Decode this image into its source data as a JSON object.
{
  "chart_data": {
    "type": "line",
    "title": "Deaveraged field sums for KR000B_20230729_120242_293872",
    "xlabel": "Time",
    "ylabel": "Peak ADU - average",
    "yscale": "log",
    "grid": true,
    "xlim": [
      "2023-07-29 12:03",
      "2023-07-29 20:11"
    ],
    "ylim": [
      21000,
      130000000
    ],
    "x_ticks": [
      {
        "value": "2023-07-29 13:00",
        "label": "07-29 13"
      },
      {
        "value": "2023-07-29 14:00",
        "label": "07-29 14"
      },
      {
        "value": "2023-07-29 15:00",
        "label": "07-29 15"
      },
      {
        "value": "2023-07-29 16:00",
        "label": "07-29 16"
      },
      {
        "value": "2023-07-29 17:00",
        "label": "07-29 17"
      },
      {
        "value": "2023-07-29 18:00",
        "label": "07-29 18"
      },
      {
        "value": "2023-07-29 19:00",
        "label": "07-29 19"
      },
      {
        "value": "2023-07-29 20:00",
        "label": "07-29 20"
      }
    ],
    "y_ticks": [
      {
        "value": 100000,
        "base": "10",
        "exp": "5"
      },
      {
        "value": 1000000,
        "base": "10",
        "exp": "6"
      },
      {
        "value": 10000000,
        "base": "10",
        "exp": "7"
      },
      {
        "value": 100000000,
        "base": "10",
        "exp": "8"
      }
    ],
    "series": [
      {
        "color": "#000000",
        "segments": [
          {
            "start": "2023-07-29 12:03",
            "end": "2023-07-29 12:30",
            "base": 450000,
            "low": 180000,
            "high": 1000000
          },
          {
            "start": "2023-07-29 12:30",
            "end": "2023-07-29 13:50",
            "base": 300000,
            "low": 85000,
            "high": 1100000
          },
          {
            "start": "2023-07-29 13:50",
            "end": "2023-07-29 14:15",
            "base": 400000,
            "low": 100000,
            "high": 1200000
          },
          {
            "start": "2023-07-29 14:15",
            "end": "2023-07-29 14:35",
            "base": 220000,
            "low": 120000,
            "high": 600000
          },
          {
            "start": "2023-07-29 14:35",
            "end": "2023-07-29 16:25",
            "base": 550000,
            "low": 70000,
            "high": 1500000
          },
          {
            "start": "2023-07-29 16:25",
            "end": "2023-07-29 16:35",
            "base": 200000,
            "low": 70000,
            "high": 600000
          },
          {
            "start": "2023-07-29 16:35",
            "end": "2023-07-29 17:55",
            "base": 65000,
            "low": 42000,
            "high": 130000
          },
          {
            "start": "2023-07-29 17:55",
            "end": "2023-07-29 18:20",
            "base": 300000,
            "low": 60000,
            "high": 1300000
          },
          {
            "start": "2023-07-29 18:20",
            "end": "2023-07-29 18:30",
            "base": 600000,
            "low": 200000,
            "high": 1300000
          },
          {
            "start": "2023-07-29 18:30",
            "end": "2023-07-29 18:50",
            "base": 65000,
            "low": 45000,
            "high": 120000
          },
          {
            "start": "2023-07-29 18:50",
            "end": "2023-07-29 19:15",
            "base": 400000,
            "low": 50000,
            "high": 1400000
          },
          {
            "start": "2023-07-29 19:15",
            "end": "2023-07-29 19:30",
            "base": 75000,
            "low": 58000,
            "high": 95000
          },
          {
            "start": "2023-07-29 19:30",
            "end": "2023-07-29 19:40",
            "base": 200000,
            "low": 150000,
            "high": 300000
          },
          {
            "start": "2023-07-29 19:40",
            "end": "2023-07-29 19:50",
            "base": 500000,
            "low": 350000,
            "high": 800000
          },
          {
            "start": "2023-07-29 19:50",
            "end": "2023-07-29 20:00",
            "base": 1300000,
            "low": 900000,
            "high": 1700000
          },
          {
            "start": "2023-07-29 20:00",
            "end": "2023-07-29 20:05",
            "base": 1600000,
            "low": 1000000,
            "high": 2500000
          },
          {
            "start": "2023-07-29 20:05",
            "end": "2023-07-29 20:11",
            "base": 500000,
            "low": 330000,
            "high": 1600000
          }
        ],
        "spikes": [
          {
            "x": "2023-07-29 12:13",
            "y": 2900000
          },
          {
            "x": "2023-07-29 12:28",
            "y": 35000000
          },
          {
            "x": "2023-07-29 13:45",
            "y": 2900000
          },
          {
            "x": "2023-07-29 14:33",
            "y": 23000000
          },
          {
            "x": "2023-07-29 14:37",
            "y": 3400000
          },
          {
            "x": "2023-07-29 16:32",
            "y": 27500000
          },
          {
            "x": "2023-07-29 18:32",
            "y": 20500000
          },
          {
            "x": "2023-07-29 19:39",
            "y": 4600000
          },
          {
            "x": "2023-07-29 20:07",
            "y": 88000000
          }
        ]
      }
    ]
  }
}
____
What you need to do:
Copy out each record, keeping every word as it is.

Response:
Decode this image into its source data as a JSON object.
{
  "chart_data": {
    "type": "line",
    "title": "Deaveraged field sums for KR000B_20230729_120242_293872",
    "xlabel": "Time",
    "ylabel": "Peak ADU - average",
    "yscale": "log",
    "grid": true,
    "xlim": [
      "2023-07-29 12:03",
      "2023-07-29 20:11"
    ],
    "ylim": [
      21000,
      130000000
    ],
    "x_ticks": [
      {
        "value": "2023-07-29 13:00",
        "label": "07-29 13"
      },
      {
        "value": "2023-07-29 14:00",
        "label": "07-29 14"
      },
      {
        "value": "2023-07-29 15:00",
        "label": "07-29 15"
      },
      {
        "value": "2023-07-29 16:00",
        "label": "07-29 16"
      },
      {
        "value": "2023-07-29 17:00",
        "label": "07-29 17"
      },
      {
        "value": "2023-07-29 18:00",
        "label": "07-29 18"
      },
      {
        "value": "2023-07-29 19:00",
        "label": "07-29 19"
      },
      {
        "value": "2023-07-29 20:00",
        "label": "07-29 20"
      }
    ],
    "y_ticks": [
      {
        "value": 100000,
        "base": "10",
        "exp": "5"
      },
      {
        "value": 1000000,
        "base": "10",
        "exp": "6"
      },
      {
        "value": 10000000,
        "base": "10",
        "exp": "7"
      },
      {
        "value": 100000000,
        "base": "10",
        "exp": "8"
      }
    ],
    "series": [
      {
        "color": "#000000",
        "segments": [
          {
            "start": "2023-07-29 12:03",
            "end": "2023-07-29 12:30",
            "base": 450000,
            "low": 180000,
            "high": 1000000
          },
          {
            "start": "2023-07-29 12:30",
            "end": "2023-07-29 13:50",
            "base": 300000,
            "low": 85000,
            "high": 1100000
          },
          {
            "start": "2023-07-29 13:50",
            "end": "2023-07-29 14:15",
            "base": 400000,
            "low": 100000,
            "high": 1200000
          },
          {
            "start": "2023-07-29 14:15",
            "end": "2023-07-29 14:35",
            "base": 220000,
            "low": 120000,
            "high": 600000
          },
          {
            "start": "2023-07-29 14:35",
            "end": "2023-07-29 16:25",
            "base": 550000,
            "low": 70000,
            "high": 1500000
          },
          {
            "start": "2023-07-29 16:25",
            "end": "2023-07-29 16:35",
            "base": 200000,
            "low": 70000,
            "high": 600000
          },
          {
            "start": "2023-07-29 16:35",
            "end": "2023-07-29 17:55",
            "base": 65000,
            "low": 42000,
            "high": 130000
          },
          {
            "start": "2023-07-29 17:55",
            "end": "2023-07-29 18:20",
            "base": 300000,
            "low": 60000,
            "high": 1300000
          },
          {
            "start": "2023-07-29 18:20",
            "end": "2023-07-29 18:30",
            "base": 600000,
            "low": 200000,
            "high": 1300000
          },
          {
            "start": "2023-07-29 18:30",
            "end": "2023-07-29 18:50",
            "base": 65000,
            "low": 45000,
            "high": 120000
          },
          {
            "start": "2023-07-29 18:50",
            "end": "2023-07-29 19:15",
            "base": 400000,
            "low": 50000,
            "high": 1400000
          },
          {
            "start": "2023-07-29 19:15",
            "end": "2023-07-29 19:30",
            "base": 75000,
            "low": 58000,
            "high": 95000
          },
          {
            "start": "2023-07-29 19:30",
            "end": "2023-07-29 19:40",
            "base": 200000,
            "low": 150000,
            "high": 300000
          },
          {
            "start": "2023-07-29 19:40",
            "end": "2023-07-29 19:50",
            "base": 500000,
            "low": 350000,
            "high": 800000
          },
          {
            "start": "2023-07-29 19:50",
            "end": "2023-07-29 20:00",
            "base": 1300000,
            "low": 900000,
            "high": 1700000
          },
          {
            "start": "2023-07-29 20:00",
            "end": "2023-07-29 20:05",
            "base": 1600000,
            "low": 1000000,
            "high": 2500000
          },
          {
            "start": "2023-07-29 20:05",
            "end": "2023-07-29 20:11",
            "base": 500000,
            "low": 330000,
            "high": 1600000
          }
        ],
        "spikes": [
          {
            "x": "2023-07-29 12:13",
            "y": 2900000
          },
          {
            "x": "2023-07-29 12:28",
            "y": 35000000
          },
          {
            "x": "2023-07-29 13:45",
            "y": 2900000
          },
          {
            "x": "2023-07-29 14:33",
            "y": 23000000
          },
          {
            "x": "2023-07-29 14:37",
            "y": 3400000
          },
          {
            "x": "2023-07-29 16:32",
            "y": 27500000
          },
          {
            "x": "2023-07-29 18:32",
            "y": 20500000
          },
          {
            "x": "2023-07-29 19:39",
            "y": 4600000
          },
          {
            "x": "2023-07-29 20:07",
            "y": 88000000
          }
        ]
      }
    ]
  }
}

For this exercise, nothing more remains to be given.